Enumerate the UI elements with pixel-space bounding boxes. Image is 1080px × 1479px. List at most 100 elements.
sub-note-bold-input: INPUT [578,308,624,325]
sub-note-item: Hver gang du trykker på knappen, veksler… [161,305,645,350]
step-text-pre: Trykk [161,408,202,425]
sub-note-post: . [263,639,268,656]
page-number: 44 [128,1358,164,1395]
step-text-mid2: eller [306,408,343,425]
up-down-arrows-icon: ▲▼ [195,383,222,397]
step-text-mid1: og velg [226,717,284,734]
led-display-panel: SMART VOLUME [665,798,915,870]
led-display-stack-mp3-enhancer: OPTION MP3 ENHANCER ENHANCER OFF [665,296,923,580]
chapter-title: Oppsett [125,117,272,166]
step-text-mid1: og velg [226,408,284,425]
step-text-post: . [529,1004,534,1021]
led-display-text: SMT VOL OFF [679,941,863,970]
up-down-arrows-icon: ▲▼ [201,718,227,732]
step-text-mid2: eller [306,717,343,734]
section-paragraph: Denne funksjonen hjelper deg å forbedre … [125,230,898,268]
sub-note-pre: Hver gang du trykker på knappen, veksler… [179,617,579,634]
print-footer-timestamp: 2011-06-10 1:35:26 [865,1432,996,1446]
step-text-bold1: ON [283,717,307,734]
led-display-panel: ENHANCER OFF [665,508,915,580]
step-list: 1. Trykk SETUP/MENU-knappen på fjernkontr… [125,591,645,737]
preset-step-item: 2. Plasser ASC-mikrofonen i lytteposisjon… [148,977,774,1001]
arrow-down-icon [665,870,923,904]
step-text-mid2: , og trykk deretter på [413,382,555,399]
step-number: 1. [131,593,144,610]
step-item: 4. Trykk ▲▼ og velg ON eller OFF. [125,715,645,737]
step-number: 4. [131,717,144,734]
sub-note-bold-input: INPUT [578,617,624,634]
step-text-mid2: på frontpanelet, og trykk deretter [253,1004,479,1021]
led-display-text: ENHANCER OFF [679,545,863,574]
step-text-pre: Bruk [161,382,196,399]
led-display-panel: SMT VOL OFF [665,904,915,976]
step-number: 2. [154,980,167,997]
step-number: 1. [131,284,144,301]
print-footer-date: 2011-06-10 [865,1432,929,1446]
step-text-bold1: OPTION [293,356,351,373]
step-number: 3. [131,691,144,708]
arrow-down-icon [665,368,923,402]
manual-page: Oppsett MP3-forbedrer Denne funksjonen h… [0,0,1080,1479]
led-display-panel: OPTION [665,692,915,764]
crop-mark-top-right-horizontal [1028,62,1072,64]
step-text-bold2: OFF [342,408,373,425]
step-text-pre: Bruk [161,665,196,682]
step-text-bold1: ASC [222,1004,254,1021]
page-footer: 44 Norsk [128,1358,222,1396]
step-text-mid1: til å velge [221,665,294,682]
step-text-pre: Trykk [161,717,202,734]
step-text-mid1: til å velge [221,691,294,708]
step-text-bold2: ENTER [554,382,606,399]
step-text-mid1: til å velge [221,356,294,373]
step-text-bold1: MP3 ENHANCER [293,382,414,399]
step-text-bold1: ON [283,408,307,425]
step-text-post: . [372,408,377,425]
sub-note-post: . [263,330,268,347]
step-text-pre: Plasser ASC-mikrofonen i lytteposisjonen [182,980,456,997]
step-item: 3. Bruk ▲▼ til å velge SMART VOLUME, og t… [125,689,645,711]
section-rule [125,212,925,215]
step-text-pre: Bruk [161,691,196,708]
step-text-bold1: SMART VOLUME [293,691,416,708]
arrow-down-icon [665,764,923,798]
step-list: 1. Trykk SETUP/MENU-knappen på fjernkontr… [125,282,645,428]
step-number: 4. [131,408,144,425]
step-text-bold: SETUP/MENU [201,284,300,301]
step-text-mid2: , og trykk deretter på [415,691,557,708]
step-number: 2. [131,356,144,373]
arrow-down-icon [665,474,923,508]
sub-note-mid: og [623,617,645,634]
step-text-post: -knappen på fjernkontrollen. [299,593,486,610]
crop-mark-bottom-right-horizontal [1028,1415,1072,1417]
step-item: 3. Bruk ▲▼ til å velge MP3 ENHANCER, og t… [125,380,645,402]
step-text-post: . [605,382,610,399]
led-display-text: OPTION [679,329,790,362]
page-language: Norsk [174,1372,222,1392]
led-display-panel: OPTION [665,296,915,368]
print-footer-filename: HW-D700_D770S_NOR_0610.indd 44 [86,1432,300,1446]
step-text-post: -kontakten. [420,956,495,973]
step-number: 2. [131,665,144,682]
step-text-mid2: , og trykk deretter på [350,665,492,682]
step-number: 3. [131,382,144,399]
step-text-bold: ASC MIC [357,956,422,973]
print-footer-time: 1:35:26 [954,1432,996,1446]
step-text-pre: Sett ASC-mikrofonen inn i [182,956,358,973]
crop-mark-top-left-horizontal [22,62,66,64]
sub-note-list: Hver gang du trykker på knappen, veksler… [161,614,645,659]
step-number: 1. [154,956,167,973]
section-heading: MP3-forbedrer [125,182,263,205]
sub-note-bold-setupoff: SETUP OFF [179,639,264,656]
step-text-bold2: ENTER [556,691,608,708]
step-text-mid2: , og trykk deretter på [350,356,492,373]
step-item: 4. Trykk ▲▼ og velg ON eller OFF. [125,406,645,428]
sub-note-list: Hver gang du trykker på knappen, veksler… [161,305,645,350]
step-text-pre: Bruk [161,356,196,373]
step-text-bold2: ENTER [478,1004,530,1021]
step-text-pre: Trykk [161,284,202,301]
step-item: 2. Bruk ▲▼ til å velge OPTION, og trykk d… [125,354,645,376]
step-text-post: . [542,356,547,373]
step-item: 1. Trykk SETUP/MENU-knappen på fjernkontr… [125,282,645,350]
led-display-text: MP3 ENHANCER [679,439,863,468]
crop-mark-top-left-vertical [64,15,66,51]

WHAT IS NEEDED
Can you rewrite only the stretch from the start of the material through the line containing "step-text-mid2: eller [306,717,343,734]", replacing "chapter-title" with "chapter-heading" and keeping everything else unchanged?

THE SOLUTION
Enumerate the UI elements with pixel-space bounding boxes. Image is 1080px × 1479px. List at most 100 elements.
sub-note-bold-input: INPUT [578,308,624,325]
sub-note-item: Hver gang du trykker på knappen, veksler… [161,305,645,350]
step-text-pre: Trykk [161,408,202,425]
sub-note-post: . [263,639,268,656]
page-number: 44 [128,1358,164,1395]
step-text-mid2: eller [306,408,343,425]
up-down-arrows-icon: ▲▼ [195,383,222,397]
step-text-mid1: og velg [226,717,284,734]
led-display-panel: SMART VOLUME [665,798,915,870]
led-display-stack-mp3-enhancer: OPTION MP3 ENHANCER ENHANCER OFF [665,296,923,580]
chapter-heading: Oppsett [125,117,272,166]
step-text-mid1: og velg [226,408,284,425]
step-text-post: . [529,1004,534,1021]
led-display-text: SMT VOL OFF [679,941,863,970]
up-down-arrows-icon: ▲▼ [201,718,227,732]
step-text-mid2: eller [306,717,343,734]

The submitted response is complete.